**SHORT PROBLEM**
Render the lines as a JSON list of strings, with one string per line and blank lines omitted. Begin at the line that contains "table-cell: 6.6 (578, 200, 640, 225)" and stop after the line that contains "table-cell: 陕西 (0, 152, 73, 177)".

⁂

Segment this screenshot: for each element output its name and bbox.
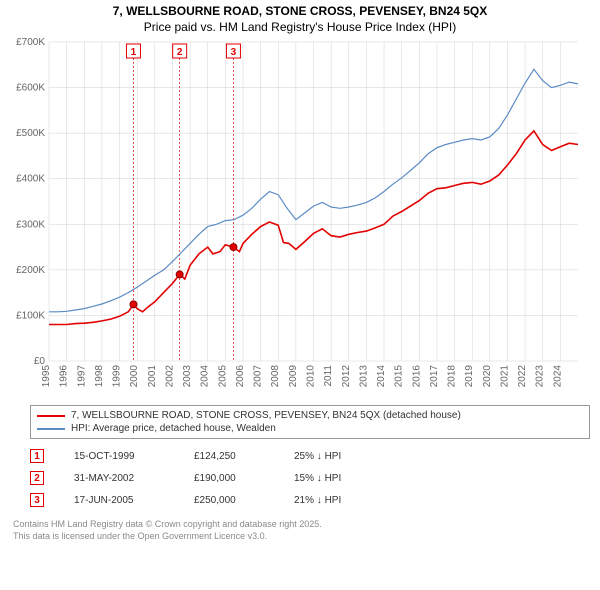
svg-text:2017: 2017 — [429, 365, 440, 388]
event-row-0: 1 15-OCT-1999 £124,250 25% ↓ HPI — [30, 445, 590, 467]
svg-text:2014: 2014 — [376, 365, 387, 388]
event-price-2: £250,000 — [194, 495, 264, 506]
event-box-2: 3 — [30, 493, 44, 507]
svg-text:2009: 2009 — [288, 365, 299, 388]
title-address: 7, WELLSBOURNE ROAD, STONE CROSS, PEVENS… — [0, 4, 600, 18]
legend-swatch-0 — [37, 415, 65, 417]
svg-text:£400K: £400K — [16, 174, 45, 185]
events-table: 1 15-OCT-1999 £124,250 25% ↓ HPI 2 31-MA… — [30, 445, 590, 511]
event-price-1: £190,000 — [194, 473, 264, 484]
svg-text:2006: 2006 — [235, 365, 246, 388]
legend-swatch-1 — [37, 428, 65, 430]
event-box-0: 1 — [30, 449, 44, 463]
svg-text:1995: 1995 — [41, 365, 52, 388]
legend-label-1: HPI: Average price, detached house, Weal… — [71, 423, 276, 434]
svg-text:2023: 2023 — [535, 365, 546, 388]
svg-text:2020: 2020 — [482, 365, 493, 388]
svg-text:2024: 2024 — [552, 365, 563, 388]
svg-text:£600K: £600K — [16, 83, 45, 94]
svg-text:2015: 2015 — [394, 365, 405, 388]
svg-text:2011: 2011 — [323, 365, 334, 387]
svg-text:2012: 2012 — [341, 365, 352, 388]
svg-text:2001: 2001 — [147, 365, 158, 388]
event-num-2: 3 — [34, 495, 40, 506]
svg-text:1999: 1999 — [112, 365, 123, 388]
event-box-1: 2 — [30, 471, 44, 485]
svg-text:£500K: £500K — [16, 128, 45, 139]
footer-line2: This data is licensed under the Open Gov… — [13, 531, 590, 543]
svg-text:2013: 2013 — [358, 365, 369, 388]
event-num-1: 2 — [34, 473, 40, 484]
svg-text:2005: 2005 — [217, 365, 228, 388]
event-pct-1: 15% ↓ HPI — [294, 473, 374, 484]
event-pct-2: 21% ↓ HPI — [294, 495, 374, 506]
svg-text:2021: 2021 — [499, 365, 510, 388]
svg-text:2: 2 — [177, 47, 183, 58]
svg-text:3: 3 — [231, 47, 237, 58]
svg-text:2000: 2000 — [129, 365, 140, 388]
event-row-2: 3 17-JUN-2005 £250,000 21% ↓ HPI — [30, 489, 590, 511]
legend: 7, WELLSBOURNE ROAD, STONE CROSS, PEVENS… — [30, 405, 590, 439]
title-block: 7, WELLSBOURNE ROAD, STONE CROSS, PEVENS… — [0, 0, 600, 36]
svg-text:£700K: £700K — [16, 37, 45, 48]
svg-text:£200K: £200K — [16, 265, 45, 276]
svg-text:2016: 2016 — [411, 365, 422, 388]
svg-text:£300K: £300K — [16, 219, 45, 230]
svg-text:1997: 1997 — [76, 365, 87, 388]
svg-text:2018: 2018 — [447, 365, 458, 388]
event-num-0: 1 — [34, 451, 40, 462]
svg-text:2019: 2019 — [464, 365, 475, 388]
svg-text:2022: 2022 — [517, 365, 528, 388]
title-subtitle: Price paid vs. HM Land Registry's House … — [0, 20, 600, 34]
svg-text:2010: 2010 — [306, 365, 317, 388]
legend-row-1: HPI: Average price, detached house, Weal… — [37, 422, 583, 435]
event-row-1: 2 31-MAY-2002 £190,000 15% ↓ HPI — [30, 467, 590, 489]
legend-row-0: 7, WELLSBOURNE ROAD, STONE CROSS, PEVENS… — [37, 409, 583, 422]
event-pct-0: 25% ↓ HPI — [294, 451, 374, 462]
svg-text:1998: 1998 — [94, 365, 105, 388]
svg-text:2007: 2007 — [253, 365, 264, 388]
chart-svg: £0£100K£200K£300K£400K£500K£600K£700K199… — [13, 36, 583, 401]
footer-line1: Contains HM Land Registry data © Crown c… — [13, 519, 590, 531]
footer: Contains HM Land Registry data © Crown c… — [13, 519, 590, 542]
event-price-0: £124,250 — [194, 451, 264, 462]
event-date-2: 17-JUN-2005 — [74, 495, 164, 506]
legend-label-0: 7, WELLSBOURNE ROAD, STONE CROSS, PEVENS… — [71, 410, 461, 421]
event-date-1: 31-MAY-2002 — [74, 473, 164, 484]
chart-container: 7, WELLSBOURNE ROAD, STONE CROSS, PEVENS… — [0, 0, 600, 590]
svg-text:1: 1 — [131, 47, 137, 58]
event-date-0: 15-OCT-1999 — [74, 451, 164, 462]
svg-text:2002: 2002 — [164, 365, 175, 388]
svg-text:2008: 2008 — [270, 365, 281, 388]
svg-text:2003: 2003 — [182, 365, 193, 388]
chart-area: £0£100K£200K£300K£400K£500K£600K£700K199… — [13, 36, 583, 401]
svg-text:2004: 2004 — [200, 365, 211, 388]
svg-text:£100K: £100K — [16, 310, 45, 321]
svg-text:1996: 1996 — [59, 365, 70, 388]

⁂

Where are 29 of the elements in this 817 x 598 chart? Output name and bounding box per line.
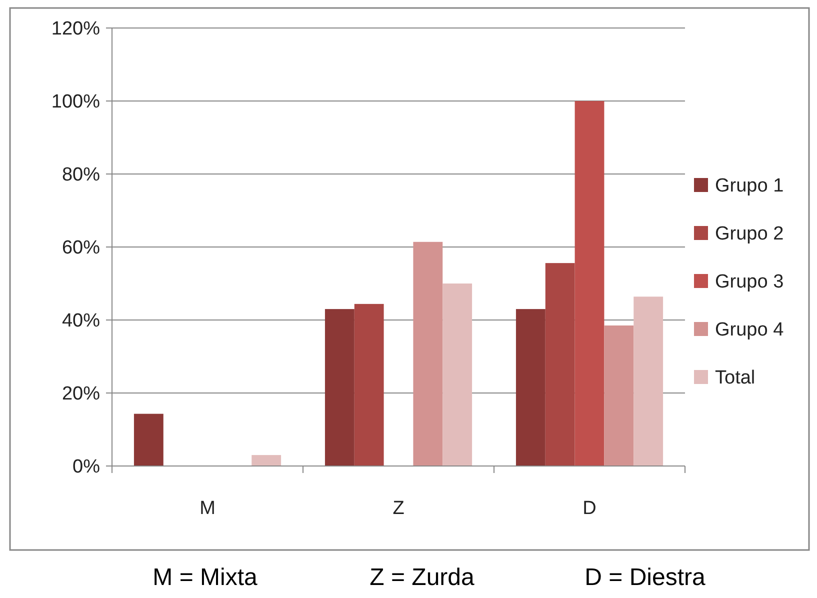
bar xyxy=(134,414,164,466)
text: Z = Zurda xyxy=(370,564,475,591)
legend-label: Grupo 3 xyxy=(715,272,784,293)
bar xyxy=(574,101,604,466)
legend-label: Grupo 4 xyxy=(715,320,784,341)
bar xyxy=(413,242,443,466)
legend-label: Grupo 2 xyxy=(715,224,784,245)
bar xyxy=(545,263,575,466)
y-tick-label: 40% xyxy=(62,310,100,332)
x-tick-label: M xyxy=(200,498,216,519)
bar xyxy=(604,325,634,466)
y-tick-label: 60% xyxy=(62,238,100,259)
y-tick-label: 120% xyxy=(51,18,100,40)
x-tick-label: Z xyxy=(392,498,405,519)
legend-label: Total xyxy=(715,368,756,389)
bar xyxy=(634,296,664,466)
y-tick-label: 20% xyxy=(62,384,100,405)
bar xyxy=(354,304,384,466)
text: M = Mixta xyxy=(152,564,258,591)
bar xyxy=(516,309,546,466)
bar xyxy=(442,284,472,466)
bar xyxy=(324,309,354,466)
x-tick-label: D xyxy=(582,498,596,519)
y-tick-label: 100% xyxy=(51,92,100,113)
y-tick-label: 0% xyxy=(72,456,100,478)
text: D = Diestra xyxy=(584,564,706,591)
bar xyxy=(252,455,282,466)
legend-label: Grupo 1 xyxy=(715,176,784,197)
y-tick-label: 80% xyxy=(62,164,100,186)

⁂

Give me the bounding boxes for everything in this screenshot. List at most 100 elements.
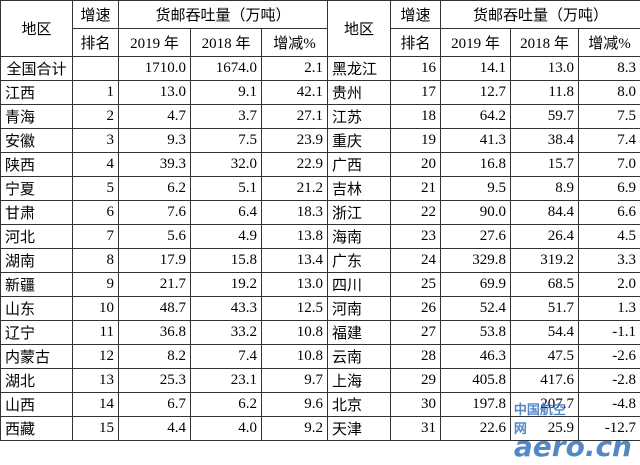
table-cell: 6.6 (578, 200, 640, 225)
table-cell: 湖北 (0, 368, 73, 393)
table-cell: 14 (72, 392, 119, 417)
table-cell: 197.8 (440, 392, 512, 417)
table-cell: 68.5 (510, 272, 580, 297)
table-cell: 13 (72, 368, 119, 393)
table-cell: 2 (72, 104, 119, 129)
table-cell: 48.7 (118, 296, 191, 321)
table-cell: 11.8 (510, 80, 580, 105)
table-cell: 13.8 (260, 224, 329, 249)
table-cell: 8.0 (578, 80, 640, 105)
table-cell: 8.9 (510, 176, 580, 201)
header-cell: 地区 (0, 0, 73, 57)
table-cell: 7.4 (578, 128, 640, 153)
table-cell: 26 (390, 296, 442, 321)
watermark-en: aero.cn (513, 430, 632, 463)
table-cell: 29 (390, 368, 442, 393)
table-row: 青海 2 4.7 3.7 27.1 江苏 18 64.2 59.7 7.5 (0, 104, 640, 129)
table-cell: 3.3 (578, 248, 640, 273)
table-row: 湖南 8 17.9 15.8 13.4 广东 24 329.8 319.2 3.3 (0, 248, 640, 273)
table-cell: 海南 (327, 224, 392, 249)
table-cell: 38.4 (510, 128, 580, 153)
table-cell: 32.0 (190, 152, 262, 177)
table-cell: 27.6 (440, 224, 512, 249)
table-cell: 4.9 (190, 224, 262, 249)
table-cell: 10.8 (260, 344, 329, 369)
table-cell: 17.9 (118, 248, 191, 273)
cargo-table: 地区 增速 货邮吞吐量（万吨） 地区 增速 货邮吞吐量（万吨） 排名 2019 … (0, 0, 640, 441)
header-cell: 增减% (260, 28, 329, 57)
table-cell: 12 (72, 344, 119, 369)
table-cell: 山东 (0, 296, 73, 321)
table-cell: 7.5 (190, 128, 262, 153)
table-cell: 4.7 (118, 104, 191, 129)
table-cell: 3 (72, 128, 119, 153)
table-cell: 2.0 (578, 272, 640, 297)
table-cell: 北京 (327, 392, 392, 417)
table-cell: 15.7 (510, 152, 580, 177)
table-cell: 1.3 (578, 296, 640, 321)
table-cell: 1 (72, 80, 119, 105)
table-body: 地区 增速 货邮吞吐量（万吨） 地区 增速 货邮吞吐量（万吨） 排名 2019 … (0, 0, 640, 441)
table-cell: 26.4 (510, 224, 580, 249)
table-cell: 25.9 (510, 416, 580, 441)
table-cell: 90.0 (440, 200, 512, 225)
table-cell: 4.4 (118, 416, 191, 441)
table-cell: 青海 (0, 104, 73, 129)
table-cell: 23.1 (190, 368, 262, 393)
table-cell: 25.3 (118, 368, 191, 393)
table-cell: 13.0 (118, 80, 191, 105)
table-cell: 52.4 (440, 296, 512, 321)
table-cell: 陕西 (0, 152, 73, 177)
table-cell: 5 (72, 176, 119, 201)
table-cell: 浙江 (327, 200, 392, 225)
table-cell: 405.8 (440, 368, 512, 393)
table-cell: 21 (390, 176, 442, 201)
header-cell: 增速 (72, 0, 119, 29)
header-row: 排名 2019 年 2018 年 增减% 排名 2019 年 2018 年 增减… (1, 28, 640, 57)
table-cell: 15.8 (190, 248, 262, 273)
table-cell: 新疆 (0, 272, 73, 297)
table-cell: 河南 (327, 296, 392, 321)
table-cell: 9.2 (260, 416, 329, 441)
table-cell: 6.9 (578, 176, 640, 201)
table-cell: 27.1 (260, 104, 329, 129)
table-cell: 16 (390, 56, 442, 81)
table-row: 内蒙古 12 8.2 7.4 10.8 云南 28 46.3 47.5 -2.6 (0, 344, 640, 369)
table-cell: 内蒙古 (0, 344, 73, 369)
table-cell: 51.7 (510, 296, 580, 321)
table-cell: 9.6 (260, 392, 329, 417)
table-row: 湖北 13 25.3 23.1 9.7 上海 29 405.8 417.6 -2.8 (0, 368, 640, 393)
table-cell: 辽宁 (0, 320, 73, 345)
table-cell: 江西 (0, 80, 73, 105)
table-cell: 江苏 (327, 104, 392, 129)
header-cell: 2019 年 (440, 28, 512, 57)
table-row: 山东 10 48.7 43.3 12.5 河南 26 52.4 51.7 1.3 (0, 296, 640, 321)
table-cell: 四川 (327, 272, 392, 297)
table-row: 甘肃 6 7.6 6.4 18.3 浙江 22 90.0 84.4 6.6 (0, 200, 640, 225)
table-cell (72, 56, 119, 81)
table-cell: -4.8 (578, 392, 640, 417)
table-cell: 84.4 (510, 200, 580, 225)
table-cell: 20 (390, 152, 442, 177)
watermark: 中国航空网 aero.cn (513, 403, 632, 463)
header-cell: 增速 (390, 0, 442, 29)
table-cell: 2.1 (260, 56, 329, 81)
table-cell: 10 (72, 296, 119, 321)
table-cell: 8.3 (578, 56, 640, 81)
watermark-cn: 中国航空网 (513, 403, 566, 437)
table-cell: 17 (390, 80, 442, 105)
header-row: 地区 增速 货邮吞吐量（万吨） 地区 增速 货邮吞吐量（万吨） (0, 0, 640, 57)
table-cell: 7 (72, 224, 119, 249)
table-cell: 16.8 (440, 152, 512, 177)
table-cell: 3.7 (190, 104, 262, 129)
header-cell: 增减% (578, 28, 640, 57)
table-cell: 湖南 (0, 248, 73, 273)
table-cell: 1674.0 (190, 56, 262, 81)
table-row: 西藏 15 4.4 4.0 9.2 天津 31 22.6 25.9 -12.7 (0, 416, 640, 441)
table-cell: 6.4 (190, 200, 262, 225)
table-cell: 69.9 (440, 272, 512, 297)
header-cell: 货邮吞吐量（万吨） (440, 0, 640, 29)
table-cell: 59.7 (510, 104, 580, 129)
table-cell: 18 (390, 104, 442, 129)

⁂

**REPLY**
[
  "table-cell: 6.6 (578, 200, 640, 225)",
  "table-cell: 湖北 (0, 368, 73, 393)",
  "table-cell: 14 (72, 392, 119, 417)",
  "table-cell: 197.8 (440, 392, 512, 417)",
  "table-cell: 68.5 (510, 272, 580, 297)",
  "table-cell: 13 (72, 368, 119, 393)",
  "table-cell: 2 (72, 104, 119, 129)",
  "table-cell: 48.7 (118, 296, 191, 321)",
  "table-cell: 11.8 (510, 80, 580, 105)",
  "table-cell: 13.8 (260, 224, 329, 249)",
  "table-cell: 8.0 (578, 80, 640, 105)",
  "table-cell: 8.9 (510, 176, 580, 201)",
  "header-cell: 地区 (0, 0, 73, 57)",
  "table-cell: 7.4 (578, 128, 640, 153)",
  "table-cell: 26 (390, 296, 442, 321)",
  "watermark-en: aero.cn (513, 430, 632, 463)",
  "table-cell: 29 (390, 368, 442, 393)",
  "table-row: 青海 2 4.7 3.7 27.1 江苏 18 64.2 59.7 7.5 (0, 104, 640, 129)",
  "table-cell: 3.3 (578, 248, 640, 273)",
  "table-row: 湖南 8 17.9 15.8 13.4 广东 24 329.8 319.2 3.3 (0, 248, 640, 273)",
  "table-cell: 海南 (327, 224, 392, 249)",
  "table-cell: 38.4 (510, 128, 580, 153)",
  "table-cell: 32.0 (190, 152, 262, 177)",
  "table-cell: 27.6 (440, 224, 512, 249)",
  "table-cell: 4.9 (190, 224, 262, 249)",
  "table-cell: 10.8 (260, 344, 329, 369)",
  "table-cell: 17.9 (118, 248, 191, 273)",
  "cargo-table: 地区 增速 货邮吞吐量（万吨） 地区 增速 货邮吞吐量（万吨） 排名 2019 … (0, 0, 640, 441)",
  "header-cell: 增减% (260, 28, 329, 57)",
  "table-cell: 12 (72, 344, 119, 369)",
  "table-cell: 山东 (0, 296, 73, 321)",
  "table-cell: 7.5 (190, 128, 262, 153)",
  "table-cell: 4.7 (118, 104, 191, 129)",
  "table-cell: 3 (72, 128, 119, 153)",
  "table-cell: 2.0 (578, 272, 640, 297)",
  "table-cell: 北京 (327, 392, 392, 417)",
  "table-cell: 15.7 (510, 152, 580, 177)",
  "table-cell: 1.3 (578, 296, 640, 321)",
  "table-cell: 1 (72, 80, 119, 105)",
  "table-body: 地区 增速 货邮吞吐量（万吨） 地区 增速 货邮吞吐量（万吨） 排名 2019 … (0, 0, 640, 441)",
  "table-cell: 26.4 (510, 224, 580, 249)",
  "table-cell: 25.9 (510, 416, 580, 441)",
  "table-cell: 90.0 (440, 200, 512, 225)",
  "table-cell: 4.4 (118, 416, 191, 441)",
  "table-cell: 青海 (0, 104, 73, 129)",
  "table-cell: 23.1 (190, 368, 262, 393)",
  "table-cell: 25.3 (118, 368, 191, 393)",
  "table-cell: 13.0 (118, 80, 191, 105)",
  "table-cell: 52.4 (440, 296, 512, 321)",
  "table-cell: 陕西 (0, 152, 73, 177)"
]